**Data shown:**
--- Begin ---

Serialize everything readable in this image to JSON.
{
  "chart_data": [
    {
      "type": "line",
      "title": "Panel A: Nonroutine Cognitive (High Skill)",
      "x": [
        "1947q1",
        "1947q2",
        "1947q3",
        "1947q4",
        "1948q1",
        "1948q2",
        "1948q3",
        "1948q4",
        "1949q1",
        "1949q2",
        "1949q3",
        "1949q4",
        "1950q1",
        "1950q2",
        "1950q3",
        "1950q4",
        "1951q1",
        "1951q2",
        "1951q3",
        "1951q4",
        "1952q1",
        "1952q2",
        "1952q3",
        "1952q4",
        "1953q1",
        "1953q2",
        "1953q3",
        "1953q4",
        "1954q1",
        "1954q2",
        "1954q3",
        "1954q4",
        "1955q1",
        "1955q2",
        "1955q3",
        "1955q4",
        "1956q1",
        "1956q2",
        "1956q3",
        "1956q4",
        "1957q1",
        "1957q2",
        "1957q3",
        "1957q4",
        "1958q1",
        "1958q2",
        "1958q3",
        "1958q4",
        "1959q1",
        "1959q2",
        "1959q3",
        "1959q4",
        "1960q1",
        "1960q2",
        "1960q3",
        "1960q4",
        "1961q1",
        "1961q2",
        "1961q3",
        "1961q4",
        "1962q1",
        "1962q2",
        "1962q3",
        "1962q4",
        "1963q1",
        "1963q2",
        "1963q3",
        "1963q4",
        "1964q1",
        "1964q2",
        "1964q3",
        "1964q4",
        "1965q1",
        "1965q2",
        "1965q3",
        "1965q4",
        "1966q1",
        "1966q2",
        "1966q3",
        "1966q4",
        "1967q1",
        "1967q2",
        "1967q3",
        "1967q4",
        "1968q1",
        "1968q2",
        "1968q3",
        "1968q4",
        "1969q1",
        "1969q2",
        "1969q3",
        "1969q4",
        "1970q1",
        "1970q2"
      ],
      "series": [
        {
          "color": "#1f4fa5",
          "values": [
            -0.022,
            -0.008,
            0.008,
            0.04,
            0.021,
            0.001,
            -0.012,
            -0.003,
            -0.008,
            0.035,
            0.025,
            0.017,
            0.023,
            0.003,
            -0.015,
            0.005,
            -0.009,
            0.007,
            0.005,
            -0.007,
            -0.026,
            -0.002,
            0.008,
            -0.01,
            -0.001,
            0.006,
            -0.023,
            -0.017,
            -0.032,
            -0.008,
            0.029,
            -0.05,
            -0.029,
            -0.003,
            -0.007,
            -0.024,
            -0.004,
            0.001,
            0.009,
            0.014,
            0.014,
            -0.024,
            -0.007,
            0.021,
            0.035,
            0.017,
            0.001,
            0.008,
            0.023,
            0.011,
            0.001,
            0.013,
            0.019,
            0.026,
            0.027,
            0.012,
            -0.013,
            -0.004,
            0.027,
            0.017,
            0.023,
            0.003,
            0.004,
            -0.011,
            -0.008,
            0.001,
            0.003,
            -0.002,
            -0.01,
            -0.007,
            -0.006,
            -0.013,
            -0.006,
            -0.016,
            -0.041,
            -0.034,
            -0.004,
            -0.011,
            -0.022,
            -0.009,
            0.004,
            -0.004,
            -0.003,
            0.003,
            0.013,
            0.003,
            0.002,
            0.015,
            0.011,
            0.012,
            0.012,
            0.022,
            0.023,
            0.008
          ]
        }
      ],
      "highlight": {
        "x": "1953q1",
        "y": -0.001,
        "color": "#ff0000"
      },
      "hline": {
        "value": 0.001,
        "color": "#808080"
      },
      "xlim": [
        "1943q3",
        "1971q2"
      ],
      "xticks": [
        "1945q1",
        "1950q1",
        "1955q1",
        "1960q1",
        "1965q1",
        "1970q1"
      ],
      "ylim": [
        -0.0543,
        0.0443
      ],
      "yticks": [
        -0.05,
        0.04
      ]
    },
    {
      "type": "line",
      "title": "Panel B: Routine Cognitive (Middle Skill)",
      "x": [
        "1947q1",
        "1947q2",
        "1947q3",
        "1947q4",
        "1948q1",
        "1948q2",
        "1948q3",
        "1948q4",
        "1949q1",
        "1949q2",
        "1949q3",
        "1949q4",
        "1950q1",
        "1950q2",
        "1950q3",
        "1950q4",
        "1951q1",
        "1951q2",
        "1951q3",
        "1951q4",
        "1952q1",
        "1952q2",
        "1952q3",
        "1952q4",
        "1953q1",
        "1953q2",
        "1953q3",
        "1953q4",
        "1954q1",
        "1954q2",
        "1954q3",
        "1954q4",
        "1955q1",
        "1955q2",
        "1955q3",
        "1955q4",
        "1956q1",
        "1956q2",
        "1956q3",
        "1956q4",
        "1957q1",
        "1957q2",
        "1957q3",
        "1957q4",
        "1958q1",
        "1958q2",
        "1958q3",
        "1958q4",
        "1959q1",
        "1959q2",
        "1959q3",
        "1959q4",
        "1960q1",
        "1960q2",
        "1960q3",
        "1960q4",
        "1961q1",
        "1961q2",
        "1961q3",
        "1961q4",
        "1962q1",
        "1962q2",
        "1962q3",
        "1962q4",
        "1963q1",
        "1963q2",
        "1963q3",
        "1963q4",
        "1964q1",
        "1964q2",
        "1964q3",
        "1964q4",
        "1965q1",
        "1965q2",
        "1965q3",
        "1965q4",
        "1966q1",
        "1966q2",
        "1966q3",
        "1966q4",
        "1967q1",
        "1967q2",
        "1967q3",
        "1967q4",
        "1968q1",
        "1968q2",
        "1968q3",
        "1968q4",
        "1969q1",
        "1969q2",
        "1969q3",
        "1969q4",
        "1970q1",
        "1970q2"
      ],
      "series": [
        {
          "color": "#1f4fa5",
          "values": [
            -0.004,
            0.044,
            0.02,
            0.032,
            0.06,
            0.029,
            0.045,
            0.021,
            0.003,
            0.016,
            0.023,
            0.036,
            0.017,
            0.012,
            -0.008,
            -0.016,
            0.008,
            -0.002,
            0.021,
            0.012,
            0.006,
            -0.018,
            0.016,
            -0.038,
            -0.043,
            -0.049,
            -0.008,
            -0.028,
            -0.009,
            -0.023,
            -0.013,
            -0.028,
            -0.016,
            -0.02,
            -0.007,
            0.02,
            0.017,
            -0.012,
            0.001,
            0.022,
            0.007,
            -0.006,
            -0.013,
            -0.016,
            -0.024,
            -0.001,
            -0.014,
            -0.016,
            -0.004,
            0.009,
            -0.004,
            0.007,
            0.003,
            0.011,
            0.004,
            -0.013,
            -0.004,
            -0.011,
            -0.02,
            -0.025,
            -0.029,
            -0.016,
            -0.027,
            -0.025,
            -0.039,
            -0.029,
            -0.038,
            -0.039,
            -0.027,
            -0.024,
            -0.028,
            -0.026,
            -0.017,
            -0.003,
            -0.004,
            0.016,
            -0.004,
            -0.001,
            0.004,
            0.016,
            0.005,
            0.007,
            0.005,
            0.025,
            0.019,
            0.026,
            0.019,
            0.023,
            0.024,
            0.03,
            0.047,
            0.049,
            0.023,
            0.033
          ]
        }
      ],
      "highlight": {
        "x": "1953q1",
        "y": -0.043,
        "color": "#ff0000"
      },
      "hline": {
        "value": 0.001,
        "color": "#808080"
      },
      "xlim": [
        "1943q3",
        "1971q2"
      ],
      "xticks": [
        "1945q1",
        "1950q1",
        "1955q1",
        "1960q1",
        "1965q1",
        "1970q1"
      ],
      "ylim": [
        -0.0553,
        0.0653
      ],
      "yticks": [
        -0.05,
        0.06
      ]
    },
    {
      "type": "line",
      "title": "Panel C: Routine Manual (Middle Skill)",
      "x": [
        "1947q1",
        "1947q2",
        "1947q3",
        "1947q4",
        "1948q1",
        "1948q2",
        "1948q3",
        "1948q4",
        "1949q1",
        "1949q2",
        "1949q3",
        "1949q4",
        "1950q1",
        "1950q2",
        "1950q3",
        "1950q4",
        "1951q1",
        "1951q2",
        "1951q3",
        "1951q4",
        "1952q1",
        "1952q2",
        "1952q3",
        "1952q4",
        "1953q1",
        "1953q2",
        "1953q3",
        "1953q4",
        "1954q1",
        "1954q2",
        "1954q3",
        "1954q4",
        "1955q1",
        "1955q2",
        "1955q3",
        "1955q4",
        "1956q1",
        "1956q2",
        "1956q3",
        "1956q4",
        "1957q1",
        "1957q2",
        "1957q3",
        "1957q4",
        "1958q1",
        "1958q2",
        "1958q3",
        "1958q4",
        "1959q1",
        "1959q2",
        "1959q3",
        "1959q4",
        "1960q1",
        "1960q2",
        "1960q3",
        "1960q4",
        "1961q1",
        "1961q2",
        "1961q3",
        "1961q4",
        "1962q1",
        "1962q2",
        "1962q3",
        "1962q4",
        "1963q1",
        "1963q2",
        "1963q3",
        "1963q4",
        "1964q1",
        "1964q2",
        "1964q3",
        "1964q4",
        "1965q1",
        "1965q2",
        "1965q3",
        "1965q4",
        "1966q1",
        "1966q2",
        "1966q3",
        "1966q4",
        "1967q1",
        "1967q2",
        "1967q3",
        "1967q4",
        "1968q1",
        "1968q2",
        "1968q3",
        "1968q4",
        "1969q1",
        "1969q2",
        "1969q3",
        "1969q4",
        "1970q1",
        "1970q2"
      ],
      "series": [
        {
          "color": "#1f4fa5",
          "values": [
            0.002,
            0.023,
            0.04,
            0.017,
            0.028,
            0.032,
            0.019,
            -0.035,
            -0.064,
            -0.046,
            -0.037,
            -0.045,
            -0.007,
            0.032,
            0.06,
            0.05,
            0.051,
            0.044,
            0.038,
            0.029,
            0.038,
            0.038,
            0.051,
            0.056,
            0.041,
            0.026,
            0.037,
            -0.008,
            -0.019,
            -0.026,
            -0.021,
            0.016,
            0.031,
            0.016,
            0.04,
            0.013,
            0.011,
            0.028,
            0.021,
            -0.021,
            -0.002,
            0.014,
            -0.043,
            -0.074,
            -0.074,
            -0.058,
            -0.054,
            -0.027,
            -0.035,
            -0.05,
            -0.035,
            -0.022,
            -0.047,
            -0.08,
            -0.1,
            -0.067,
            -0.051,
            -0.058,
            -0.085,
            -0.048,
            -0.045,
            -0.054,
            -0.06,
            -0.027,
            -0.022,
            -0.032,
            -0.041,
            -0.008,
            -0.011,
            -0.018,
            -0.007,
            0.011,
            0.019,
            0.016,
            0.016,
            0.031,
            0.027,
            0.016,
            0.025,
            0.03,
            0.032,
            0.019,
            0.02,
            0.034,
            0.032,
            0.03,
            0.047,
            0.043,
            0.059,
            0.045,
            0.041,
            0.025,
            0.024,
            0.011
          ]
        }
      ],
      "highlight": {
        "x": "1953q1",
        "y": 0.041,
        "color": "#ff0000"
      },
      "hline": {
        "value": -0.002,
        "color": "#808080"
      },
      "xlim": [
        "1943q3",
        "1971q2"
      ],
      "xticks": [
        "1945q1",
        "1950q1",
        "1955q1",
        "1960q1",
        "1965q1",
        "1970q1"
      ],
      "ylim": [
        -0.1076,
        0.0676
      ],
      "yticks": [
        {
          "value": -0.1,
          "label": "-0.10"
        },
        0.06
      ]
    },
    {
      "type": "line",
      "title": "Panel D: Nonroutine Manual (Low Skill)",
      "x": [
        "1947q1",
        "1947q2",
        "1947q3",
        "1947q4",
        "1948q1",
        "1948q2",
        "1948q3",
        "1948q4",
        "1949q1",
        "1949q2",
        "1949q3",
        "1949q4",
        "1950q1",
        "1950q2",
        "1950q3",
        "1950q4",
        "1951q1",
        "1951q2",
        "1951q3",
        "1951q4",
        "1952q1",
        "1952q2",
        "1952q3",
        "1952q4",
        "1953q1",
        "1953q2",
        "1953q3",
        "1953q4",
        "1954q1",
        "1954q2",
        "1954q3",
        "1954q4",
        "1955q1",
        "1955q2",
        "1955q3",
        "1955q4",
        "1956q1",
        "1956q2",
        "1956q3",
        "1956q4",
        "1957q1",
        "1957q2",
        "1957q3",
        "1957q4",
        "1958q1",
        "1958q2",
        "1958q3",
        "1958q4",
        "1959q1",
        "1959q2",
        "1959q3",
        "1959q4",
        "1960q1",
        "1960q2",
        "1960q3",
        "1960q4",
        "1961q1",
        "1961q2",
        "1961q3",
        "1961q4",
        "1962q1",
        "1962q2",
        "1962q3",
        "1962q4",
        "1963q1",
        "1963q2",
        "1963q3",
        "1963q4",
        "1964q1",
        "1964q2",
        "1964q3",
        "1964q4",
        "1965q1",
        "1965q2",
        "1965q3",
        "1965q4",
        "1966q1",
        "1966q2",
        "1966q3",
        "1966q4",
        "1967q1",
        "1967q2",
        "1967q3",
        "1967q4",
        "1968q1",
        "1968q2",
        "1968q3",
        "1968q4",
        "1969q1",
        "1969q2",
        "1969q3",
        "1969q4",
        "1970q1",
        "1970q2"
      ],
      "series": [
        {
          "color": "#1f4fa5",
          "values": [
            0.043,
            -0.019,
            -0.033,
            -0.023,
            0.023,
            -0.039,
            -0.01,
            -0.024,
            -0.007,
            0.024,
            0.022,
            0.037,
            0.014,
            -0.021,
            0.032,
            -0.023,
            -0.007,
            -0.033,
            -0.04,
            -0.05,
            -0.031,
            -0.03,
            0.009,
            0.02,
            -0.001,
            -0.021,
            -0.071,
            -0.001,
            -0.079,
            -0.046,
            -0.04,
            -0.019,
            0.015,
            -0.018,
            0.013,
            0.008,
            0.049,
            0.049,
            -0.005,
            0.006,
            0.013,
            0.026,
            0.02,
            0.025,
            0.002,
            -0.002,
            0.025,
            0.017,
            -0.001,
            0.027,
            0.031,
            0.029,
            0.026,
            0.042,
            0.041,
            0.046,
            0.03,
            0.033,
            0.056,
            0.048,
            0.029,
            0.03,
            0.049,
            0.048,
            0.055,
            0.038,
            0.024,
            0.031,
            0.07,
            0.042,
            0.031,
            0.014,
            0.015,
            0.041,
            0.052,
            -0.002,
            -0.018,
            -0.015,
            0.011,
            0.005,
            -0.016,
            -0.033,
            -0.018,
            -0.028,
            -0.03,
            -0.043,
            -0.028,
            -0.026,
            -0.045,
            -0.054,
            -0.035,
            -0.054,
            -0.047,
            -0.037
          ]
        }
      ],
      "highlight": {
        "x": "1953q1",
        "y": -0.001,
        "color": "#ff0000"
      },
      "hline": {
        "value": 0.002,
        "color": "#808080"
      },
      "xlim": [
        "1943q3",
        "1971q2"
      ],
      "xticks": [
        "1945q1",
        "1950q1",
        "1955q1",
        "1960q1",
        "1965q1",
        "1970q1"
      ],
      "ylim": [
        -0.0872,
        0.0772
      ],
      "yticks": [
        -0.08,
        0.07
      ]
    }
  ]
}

--- End ---

**Directions for this task:** Only the number is wanted: how many lines of the material above include the word "title"?

**Answer in full:** 4